§ SOURCE MATERIAL
☆ ☆ ☆ ☆ ☆ ☆ ☆

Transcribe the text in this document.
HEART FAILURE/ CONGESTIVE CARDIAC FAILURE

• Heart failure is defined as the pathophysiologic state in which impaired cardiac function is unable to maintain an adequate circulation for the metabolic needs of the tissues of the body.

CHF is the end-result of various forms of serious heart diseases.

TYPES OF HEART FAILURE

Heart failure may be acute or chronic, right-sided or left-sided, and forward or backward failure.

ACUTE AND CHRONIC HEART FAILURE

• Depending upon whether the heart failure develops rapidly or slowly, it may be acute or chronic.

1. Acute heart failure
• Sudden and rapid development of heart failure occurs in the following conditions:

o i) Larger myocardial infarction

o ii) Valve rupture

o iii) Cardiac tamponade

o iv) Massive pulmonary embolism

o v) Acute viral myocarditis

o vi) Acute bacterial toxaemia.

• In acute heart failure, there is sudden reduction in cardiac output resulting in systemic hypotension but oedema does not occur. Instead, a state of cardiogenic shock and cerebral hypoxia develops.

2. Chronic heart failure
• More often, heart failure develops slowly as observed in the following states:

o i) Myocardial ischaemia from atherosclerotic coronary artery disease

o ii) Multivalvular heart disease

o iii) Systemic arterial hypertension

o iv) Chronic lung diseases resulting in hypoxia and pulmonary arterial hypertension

☆ ☆ ☆ ☆ ☆ ☆ ☆

§ TASK STATEMENT
Please return all of the entries above, exactly and completely.

§ SOLUTION FOR THIS PROBLEM
Transcribe the text in this document.
HEART FAILURE/ CONGESTIVE CARDIAC FAILURE

• Heart failure is defined as the pathophysiologic state in which impaired cardiac function is unable to maintain an adequate circulation for the metabolic needs of the tissues of the body.

CHF is the end-result of various forms of serious heart diseases.

TYPES OF HEART FAILURE

Heart failure may be acute or chronic, right-sided or left-sided, and forward or backward failure.

ACUTE AND CHRONIC HEART FAILURE

• Depending upon whether the heart failure develops rapidly or slowly, it may be acute or chronic.

1. Acute heart failure
• Sudden and rapid development of heart failure occurs in the following conditions:

o i) Larger myocardial infarction

o ii) Valve rupture

o iii) Cardiac tamponade

o iv) Massive pulmonary embolism

o v) Acute viral myocarditis

o vi) Acute bacterial toxaemia.

• In acute heart failure, there is sudden reduction in cardiac output resulting in systemic hypotension but oedema does not occur. Instead, a state of cardiogenic shock and cerebral hypoxia develops.

2. Chronic heart failure
• More often, heart failure develops slowly as observed in the following states:

o i) Myocardial ischaemia from atherosclerotic coronary artery disease

o ii) Multivalvular heart disease

o iii) Systemic arterial hypertension

o iv) Chronic lung diseases resulting in hypoxia and pulmonary arterial hypertension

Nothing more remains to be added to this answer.